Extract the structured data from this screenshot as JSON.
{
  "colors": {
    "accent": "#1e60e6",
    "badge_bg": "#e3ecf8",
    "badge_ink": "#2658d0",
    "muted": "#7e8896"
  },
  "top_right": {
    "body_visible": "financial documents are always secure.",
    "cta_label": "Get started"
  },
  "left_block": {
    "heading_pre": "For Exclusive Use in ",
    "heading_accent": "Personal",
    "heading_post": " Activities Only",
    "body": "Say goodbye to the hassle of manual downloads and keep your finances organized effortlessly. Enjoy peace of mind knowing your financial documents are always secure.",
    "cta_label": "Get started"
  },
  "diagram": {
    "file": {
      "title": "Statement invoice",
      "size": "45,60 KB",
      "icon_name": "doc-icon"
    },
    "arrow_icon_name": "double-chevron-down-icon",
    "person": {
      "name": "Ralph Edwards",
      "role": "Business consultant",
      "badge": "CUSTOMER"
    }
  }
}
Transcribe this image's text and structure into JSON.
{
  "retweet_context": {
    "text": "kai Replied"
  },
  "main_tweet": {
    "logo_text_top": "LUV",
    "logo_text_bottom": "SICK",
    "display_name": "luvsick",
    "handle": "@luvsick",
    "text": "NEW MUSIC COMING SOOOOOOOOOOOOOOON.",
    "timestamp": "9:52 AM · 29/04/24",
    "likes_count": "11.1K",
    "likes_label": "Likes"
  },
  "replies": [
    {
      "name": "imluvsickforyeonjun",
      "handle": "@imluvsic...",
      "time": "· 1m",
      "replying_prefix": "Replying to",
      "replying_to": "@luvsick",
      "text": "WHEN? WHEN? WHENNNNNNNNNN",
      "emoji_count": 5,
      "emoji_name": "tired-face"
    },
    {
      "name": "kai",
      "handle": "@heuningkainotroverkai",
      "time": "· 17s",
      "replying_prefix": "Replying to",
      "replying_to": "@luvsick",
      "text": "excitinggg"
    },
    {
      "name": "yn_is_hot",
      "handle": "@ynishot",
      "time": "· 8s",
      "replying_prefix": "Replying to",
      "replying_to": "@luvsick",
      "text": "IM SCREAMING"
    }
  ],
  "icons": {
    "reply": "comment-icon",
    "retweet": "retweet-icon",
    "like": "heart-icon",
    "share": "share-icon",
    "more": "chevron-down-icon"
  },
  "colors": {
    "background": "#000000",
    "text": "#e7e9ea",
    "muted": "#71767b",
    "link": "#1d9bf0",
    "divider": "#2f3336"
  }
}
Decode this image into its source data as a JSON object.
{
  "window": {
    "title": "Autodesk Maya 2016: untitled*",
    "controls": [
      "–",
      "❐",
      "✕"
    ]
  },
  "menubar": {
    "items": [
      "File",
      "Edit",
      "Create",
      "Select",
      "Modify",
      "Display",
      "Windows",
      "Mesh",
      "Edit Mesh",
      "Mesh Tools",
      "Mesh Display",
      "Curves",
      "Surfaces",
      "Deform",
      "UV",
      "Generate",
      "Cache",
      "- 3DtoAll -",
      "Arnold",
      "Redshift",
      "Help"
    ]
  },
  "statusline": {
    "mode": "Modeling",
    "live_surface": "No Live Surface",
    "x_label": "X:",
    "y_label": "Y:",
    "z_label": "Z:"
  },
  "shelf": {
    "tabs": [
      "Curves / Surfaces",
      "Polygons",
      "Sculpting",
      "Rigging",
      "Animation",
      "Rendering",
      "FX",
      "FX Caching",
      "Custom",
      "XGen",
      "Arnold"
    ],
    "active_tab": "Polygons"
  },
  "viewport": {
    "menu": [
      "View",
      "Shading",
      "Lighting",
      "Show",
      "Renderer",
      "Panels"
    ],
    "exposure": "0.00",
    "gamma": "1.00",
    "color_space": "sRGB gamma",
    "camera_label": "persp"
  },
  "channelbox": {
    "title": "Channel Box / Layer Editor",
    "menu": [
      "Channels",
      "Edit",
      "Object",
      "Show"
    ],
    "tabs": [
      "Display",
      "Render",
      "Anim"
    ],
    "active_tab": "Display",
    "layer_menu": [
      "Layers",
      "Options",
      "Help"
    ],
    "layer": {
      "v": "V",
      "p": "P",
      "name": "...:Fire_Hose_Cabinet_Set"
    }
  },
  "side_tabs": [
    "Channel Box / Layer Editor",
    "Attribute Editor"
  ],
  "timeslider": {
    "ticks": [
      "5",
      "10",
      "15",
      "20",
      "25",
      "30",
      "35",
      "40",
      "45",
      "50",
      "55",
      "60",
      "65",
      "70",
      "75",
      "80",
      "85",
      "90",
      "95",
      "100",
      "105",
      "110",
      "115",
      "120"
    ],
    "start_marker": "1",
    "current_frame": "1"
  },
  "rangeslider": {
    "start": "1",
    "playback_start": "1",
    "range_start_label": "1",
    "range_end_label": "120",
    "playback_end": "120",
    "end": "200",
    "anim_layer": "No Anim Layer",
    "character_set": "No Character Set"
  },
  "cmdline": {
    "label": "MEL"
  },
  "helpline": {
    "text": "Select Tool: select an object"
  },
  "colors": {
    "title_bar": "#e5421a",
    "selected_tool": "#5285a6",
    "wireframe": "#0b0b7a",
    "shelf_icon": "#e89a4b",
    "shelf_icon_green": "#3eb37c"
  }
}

════════

GIVEN REQUEST: The entries above must be returned in full, exactly as shown.

SOLUTION TO THIS PROBLEM:
Extract the structured data from this screenshot as JSON.
{
  "colors": {
    "accent": "#1e60e6",
    "badge_bg": "#e3ecf8",
    "badge_ink": "#2658d0",
    "muted": "#7e8896"
  },
  "top_right": {
    "body_visible": "financial documents are always secure.",
    "cta_label": "Get started"
  },
  "left_block": {
    "heading_pre": "For Exclusive Use in ",
    "heading_accent": "Personal",
    "heading_post": " Activities Only",
    "body": "Say goodbye to the hassle of manual downloads and keep your finances organized effortlessly. Enjoy peace of mind knowing your financial documents are always secure.",
    "cta_label": "Get started"
  },
  "diagram": {
    "file": {
      "title": "Statement invoice",
      "size": "45,60 KB",
      "icon_name": "doc-icon"
    },
    "arrow_icon_name": "double-chevron-down-icon",
    "person": {
      "name": "Ralph Edwards",
      "role": "Business consultant",
      "badge": "CUSTOMER"
    }
  }
}
Transcribe this image's text and structure into JSON.
{
  "retweet_context": {
    "text": "kai Replied"
  },
  "main_tweet": {
    "logo_text_top": "LUV",
    "logo_text_bottom": "SICK",
    "display_name": "luvsick",
    "handle": "@luvsick",
    "text": "NEW MUSIC COMING SOOOOOOOOOOOOOOON.",
    "timestamp": "9:52 AM · 29/04/24",
    "likes_count": "11.1K",
    "likes_label": "Likes"
  },
  "replies": [
    {
      "name": "imluvsickforyeonjun",
      "handle": "@imluvsic...",
      "time": "· 1m",
      "replying_prefix": "Replying to",
      "replying_to": "@luvsick",
      "text": "WHEN? WHEN? WHENNNNNNNNNN",
      "emoji_count": 5,
      "emoji_name": "tired-face"
    },
    {
      "name": "kai",
      "handle": "@heuningkainotroverkai",
      "time": "· 17s",
      "replying_prefix": "Replying to",
      "replying_to": "@luvsick",
      "text": "excitinggg"
    },
    {
      "name": "yn_is_hot",
      "handle": "@ynishot",
      "time": "· 8s",
      "replying_prefix": "Replying to",
      "replying_to": "@luvsick",
      "text": "IM SCREAMING"
    }
  ],
  "icons": {
    "reply": "comment-icon",
    "retweet": "retweet-icon",
    "like": "heart-icon",
    "share": "share-icon",
    "more": "chevron-down-icon"
  },
  "colors": {
    "background": "#000000",
    "text": "#e7e9ea",
    "muted": "#71767b",
    "link": "#1d9bf0",
    "divider": "#2f3336"
  }
}
Decode this image into its source data as a JSON object.
{
  "window": {
    "title": "Autodesk Maya 2016: untitled*",
    "controls": [
      "–",
      "❐",
      "✕"
    ]
  },
  "menubar": {
    "items": [
      "File",
      "Edit",
      "Create",
      "Select",
      "Modify",
      "Display",
      "Windows",
      "Mesh",
      "Edit Mesh",
      "Mesh Tools",
      "Mesh Display",
      "Curves",
      "Surfaces",
      "Deform",
      "UV",
      "Generate",
      "Cache",
      "- 3DtoAll -",
      "Arnold",
      "Redshift",
      "Help"
    ]
  },
  "statusline": {
    "mode": "Modeling",
    "live_surface": "No Live Surface",
    "x_label": "X:",
    "y_label": "Y:",
    "z_label": "Z:"
  },
  "shelf": {
    "tabs": [
      "Curves / Surfaces",
      "Polygons",
      "Sculpting",
      "Rigging",
      "Animation",
      "Rendering",
      "FX",
      "FX Caching",
      "Custom",
      "XGen",
      "Arnold"
    ],
    "active_tab": "Polygons"
  },
  "viewport": {
    "menu": [
      "View",
      "Shading",
      "Lighting",
      "Show",
      "Renderer",
      "Panels"
    ],
    "exposure": "0.00",
    "gamma": "1.00",
    "color_space": "sRGB gamma",
    "camera_label": "persp"
  },
  "channelbox": {
    "title": "Channel Box / Layer Editor",
    "menu": [
      "Channels",
      "Edit",
      "Object",
      "Show"
    ],
    "tabs": [
      "Display",
      "Render",
      "Anim"
    ],
    "active_tab": "Display",
    "layer_menu": [
      "Layers",
      "Options",
      "Help"
    ],
    "layer": {
      "v": "V",
      "p": "P",
      "name": "...:Fire_Hose_Cabinet_Set"
    }
  },
  "side_tabs": [
    "Channel Box / Layer Editor",
    "Attribute Editor"
  ],
  "timeslider": {
    "ticks": [
      "5",
      "10",
      "15",
      "20",
      "25",
      "30",
      "35",
      "40",
      "45",
      "50",
      "55",
      "60",
      "65",
      "70",
      "75",
      "80",
      "85",
      "90",
      "95",
      "100",
      "105",
      "110",
      "115",
      "120"
    ],
    "start_marker": "1",
    "current_frame": "1"
  },
  "rangeslider": {
    "start": "1",
    "playback_start": "1",
    "range_start_label": "1",
    "range_end_label": "120",
    "playback_end": "120",
    "end": "200",
    "anim_layer": "No Anim Layer",
    "character_set": "No Character Set"
  },
  "cmdline": {
    "label": "MEL"
  },
  "helpline": {
    "text": "Select Tool: select an object"
  },
  "colors": {
    "title_bar": "#e5421a",
    "selected_tool": "#5285a6",
    "wireframe": "#0b0b7a",
    "shelf_icon": "#e89a4b",
    "shelf_icon_green": "#3eb37c"
  }
}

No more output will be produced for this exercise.